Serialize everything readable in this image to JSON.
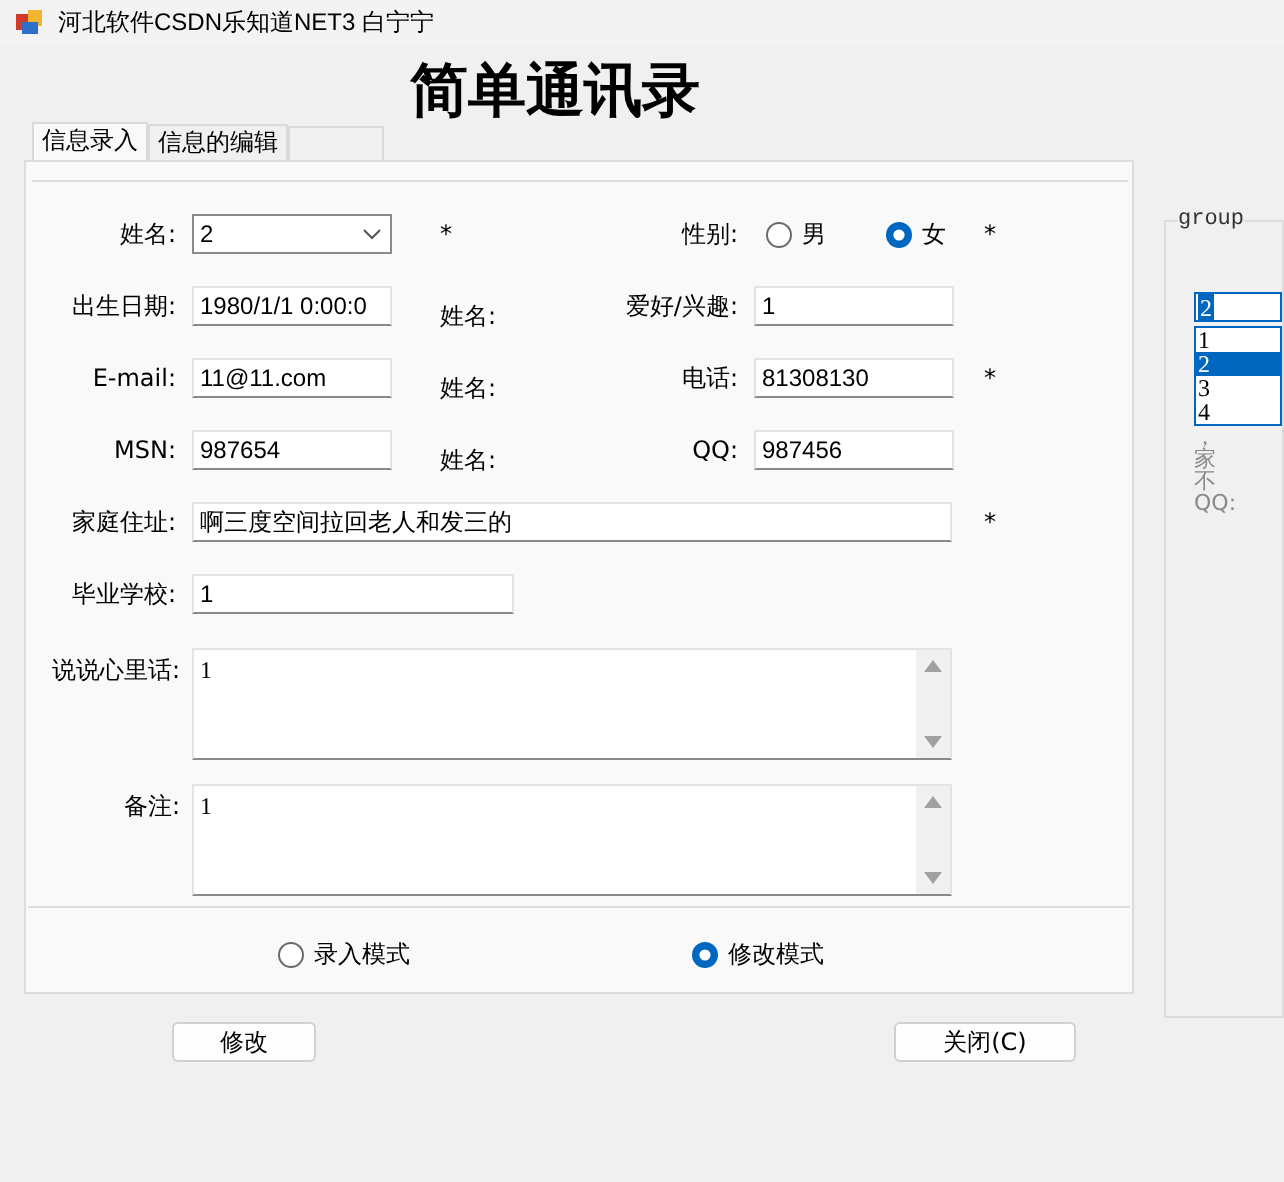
{
  "window": {
    "title": "河北软件CSDN乐知道NET3 白宁宁"
  },
  "heading": "简单通讯录",
  "tabs": [
    {
      "label": "信息录入",
      "selected": true
    },
    {
      "label": "信息的编辑",
      "selected": false
    }
  ],
  "form": {
    "rows": [
      {
        "items": [
          {
            "kind": "label",
            "text": "姓名:"
          },
          {
            "kind": "combo",
            "value": "2"
          },
          {
            "kind": "mark",
            "text": "*"
          },
          {
            "kind": "label",
            "text": "性别:"
          },
          {
            "kind": "radios",
            "options": [
              {
                "label": "男",
                "selected": false
              },
              {
                "label": "女",
                "selected": true
              }
            ]
          },
          {
            "kind": "mark",
            "text": "*"
          }
        ]
      },
      {
        "items": [
          {
            "kind": "label",
            "text": "出生日期:"
          },
          {
            "kind": "text",
            "value": "1980/1/1 0:00:0"
          },
          {
            "kind": "note",
            "text": "姓名:"
          },
          {
            "kind": "label",
            "text": "爱好/兴趣:"
          },
          {
            "kind": "text",
            "value": "1"
          }
        ]
      },
      {
        "items": [
          {
            "kind": "label",
            "text": "E-mail:"
          },
          {
            "kind": "text",
            "value": "11@11.com"
          },
          {
            "kind": "note",
            "text": "姓名:"
          },
          {
            "kind": "label",
            "text": "电话:"
          },
          {
            "kind": "text",
            "value": "81308130"
          },
          {
            "kind": "mark",
            "text": "*"
          }
        ]
      },
      {
        "items": [
          {
            "kind": "label",
            "text": "MSN:"
          },
          {
            "kind": "text",
            "value": "987654"
          },
          {
            "kind": "note",
            "text": "姓名:"
          },
          {
            "kind": "label",
            "text": "QQ:"
          },
          {
            "kind": "text",
            "value": "987456"
          }
        ]
      },
      {
        "items": [
          {
            "kind": "label",
            "text": "家庭住址:"
          },
          {
            "kind": "wide_text",
            "value": "啊三度空间拉回老人和发三的"
          },
          {
            "kind": "mark",
            "text": "*"
          }
        ]
      },
      {
        "items": [
          {
            "kind": "label",
            "text": "毕业学校:"
          },
          {
            "kind": "medium_text",
            "value": "1"
          }
        ]
      },
      {
        "items": [
          {
            "kind": "label",
            "text": "说说心里话:"
          },
          {
            "kind": "textarea",
            "value": "1"
          }
        ]
      },
      {
        "items": [
          {
            "kind": "label",
            "text": "备注:"
          },
          {
            "kind": "textarea",
            "value": "1"
          }
        ]
      }
    ],
    "modes": [
      {
        "label": "录入模式",
        "selected": false
      },
      {
        "label": "修改模式",
        "selected": true
      }
    ]
  },
  "buttons": [
    "修改",
    "关闭(C)"
  ],
  "group": {
    "title": "group",
    "value": "2",
    "items": [
      {
        "label": "1",
        "selected": false
      },
      {
        "label": "2",
        "selected": true
      },
      {
        "label": "3",
        "selected": false
      },
      {
        "label": "4",
        "selected": false
      }
    ],
    "fragments": [
      "，",
      "家",
      "不",
      "QQ:"
    ]
  }
}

> Task instructions:
Every line in the data above that contains "true" needs to be copied.

> Answer for this exercise:
      "selected": true
                "selected": true
        "selected": true
        "selected": true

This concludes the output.